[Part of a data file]
--- --- ---
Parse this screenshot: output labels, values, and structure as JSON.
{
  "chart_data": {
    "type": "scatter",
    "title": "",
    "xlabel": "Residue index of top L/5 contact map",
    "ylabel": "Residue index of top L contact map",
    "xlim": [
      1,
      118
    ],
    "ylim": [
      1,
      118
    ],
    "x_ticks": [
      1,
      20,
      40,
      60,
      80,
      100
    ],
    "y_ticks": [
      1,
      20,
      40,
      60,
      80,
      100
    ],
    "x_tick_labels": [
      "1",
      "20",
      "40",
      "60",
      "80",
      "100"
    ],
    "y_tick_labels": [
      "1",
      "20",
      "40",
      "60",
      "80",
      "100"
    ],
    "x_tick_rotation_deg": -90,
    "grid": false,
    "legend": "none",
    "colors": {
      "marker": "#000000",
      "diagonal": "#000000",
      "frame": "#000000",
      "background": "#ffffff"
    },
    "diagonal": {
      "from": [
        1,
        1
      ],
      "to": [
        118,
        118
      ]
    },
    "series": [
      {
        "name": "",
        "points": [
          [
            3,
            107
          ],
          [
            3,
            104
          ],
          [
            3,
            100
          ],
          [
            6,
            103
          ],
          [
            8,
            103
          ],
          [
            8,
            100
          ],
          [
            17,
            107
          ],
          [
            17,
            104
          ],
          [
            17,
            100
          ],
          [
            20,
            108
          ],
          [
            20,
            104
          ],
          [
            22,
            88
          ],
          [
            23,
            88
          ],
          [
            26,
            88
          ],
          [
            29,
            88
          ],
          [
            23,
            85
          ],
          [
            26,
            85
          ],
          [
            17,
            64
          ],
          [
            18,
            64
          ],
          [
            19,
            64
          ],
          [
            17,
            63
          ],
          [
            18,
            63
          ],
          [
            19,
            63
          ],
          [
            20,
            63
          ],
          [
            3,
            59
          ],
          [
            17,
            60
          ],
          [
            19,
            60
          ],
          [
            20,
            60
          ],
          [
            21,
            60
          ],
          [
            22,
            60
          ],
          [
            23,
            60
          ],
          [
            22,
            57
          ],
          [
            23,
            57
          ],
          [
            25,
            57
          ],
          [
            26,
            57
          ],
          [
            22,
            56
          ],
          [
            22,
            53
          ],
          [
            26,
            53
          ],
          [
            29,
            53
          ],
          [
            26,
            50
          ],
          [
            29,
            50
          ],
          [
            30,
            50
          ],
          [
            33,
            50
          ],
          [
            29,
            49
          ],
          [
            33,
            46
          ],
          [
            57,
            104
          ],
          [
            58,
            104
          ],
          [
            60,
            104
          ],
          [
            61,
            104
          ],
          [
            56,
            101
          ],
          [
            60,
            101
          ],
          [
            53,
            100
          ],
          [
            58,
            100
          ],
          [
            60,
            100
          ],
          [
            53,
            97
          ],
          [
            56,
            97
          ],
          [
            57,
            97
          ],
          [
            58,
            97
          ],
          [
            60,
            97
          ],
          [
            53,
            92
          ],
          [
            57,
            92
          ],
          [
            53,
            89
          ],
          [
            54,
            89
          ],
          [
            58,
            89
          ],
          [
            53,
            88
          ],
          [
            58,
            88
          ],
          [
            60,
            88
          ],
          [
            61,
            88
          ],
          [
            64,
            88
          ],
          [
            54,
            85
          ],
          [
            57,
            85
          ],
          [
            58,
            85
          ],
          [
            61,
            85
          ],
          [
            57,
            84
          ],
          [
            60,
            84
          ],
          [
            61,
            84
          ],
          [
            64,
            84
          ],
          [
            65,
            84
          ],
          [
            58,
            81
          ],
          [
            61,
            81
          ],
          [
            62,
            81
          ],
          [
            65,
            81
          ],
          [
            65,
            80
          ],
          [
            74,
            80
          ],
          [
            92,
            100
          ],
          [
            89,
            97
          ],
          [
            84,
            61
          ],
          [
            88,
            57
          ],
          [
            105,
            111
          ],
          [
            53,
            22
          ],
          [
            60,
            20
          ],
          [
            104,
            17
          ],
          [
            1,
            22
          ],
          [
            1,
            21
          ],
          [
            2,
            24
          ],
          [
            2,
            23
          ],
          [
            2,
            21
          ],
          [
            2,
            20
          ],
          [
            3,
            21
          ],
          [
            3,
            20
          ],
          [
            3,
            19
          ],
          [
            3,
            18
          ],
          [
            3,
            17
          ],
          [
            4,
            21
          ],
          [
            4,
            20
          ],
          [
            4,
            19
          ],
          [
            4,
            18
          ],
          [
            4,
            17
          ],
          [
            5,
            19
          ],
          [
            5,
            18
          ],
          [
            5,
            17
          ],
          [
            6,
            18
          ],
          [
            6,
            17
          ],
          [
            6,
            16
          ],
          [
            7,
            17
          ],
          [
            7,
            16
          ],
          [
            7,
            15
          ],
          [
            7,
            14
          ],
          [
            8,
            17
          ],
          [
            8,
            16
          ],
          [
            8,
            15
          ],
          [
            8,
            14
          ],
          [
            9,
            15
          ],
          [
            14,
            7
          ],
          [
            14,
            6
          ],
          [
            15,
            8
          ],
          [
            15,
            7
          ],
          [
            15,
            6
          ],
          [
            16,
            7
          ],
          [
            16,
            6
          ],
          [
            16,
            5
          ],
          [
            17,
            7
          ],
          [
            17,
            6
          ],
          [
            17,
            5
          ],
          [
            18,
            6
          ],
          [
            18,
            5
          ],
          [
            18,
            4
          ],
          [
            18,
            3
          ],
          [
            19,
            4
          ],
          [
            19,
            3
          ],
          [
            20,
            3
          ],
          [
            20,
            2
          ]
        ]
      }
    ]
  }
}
--- --- ---
■ **Written request**
Which lines in the records above contain the string "contact"? Copy each one.

■ **Exercise output**
    "xlabel": "Residue index of top L/5 contact map",
    "ylabel": "Residue index of top L contact map",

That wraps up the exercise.